#### [Task statement]
Every record should be written out exactly, with the pictures left out.

#### [Supplied information]
╔══

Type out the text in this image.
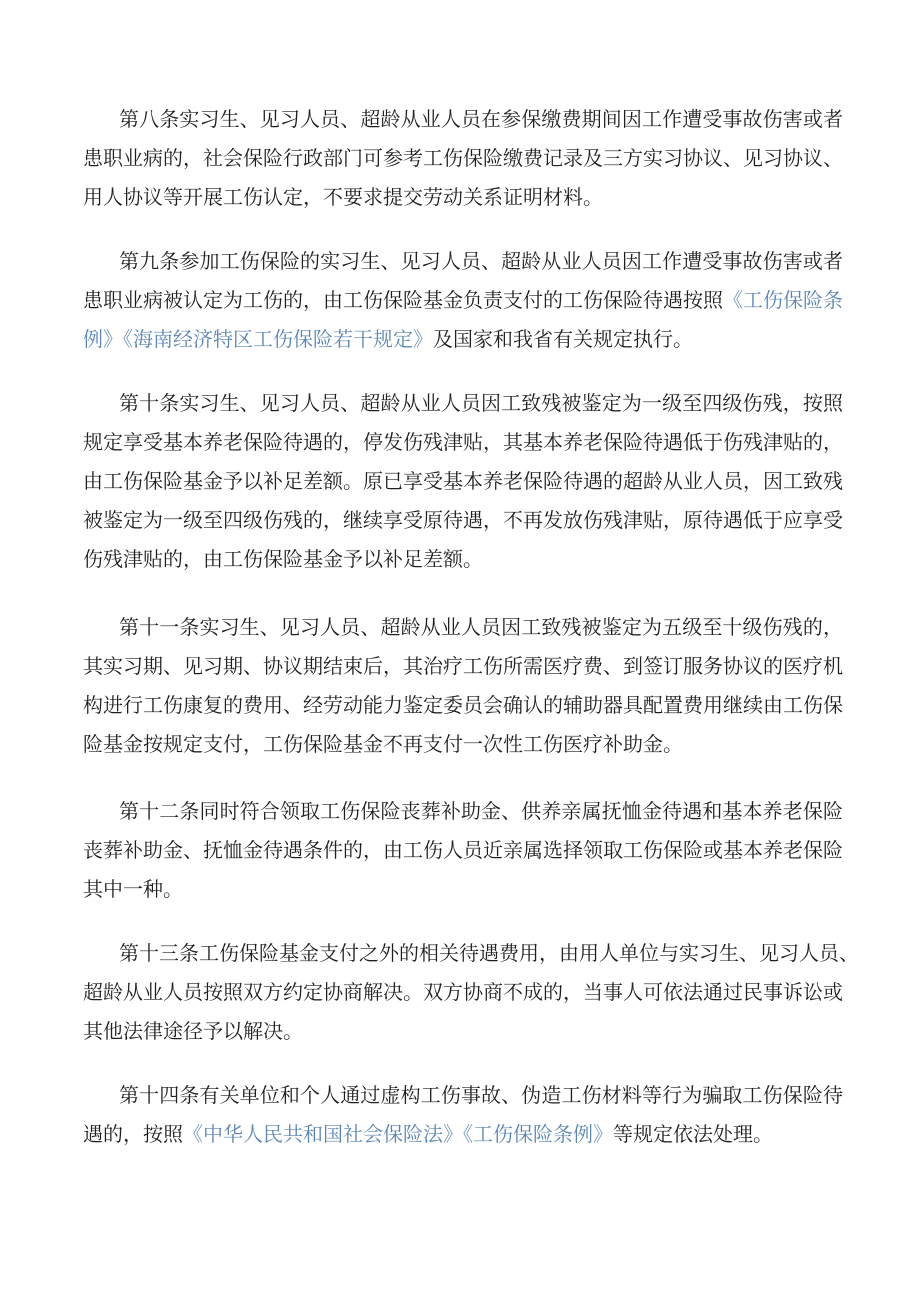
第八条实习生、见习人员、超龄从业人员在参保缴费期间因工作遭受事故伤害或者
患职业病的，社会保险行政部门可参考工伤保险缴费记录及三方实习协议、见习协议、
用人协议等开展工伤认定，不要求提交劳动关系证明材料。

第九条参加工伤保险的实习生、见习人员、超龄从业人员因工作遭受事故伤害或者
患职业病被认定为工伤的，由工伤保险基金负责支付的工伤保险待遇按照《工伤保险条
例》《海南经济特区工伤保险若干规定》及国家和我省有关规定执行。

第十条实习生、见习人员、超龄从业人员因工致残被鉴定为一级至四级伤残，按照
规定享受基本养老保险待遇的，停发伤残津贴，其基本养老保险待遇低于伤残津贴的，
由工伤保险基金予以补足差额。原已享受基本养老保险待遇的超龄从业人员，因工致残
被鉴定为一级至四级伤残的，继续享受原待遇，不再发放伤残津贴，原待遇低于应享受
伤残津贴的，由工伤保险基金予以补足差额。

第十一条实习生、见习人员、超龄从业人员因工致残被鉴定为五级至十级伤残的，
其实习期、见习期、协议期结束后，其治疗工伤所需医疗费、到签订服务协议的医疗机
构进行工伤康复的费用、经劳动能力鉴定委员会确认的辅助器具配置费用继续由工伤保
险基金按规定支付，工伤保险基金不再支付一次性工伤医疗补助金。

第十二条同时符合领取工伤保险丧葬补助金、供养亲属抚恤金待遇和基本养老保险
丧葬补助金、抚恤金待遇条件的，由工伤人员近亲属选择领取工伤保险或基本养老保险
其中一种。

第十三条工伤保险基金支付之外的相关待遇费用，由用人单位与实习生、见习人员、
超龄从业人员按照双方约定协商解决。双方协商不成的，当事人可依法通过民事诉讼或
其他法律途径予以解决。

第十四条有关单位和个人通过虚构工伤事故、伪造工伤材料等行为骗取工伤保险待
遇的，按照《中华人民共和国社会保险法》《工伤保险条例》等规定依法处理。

╚══

#### [Result]
Type out the text in this image.
第八条实习生、见习人员、超龄从业人员在参保缴费期间因工作遭受事故伤害或者
患职业病的，社会保险行政部门可参考工伤保险缴费记录及三方实习协议、见习协议、
用人协议等开展工伤认定，不要求提交劳动关系证明材料。

第九条参加工伤保险的实习生、见习人员、超龄从业人员因工作遭受事故伤害或者
患职业病被认定为工伤的，由工伤保险基金负责支付的工伤保险待遇按照《工伤保险条
例》《海南经济特区工伤保险若干规定》及国家和我省有关规定执行。

第十条实习生、见习人员、超龄从业人员因工致残被鉴定为一级至四级伤残，按照
规定享受基本养老保险待遇的，停发伤残津贴，其基本养老保险待遇低于伤残津贴的，
由工伤保险基金予以补足差额。原已享受基本养老保险待遇的超龄从业人员，因工致残
被鉴定为一级至四级伤残的，继续享受原待遇，不再发放伤残津贴，原待遇低于应享受
伤残津贴的，由工伤保险基金予以补足差额。

第十一条实习生、见习人员、超龄从业人员因工致残被鉴定为五级至十级伤残的，
其实习期、见习期、协议期结束后，其治疗工伤所需医疗费、到签订服务协议的医疗机
构进行工伤康复的费用、经劳动能力鉴定委员会确认的辅助器具配置费用继续由工伤保
险基金按规定支付，工伤保险基金不再支付一次性工伤医疗补助金。

第十二条同时符合领取工伤保险丧葬补助金、供养亲属抚恤金待遇和基本养老保险
丧葬补助金、抚恤金待遇条件的，由工伤人员近亲属选择领取工伤保险或基本养老保险
其中一种。

第十三条工伤保险基金支付之外的相关待遇费用，由用人单位与实习生、见习人员、
超龄从业人员按照双方约定协商解决。双方协商不成的，当事人可依法通过民事诉讼或
其他法律途径予以解决。

第十四条有关单位和个人通过虚构工伤事故、伪造工伤材料等行为骗取工伤保险待
遇的，按照《中华人民共和国社会保险法》《工伤保险条例》等规定依法处理。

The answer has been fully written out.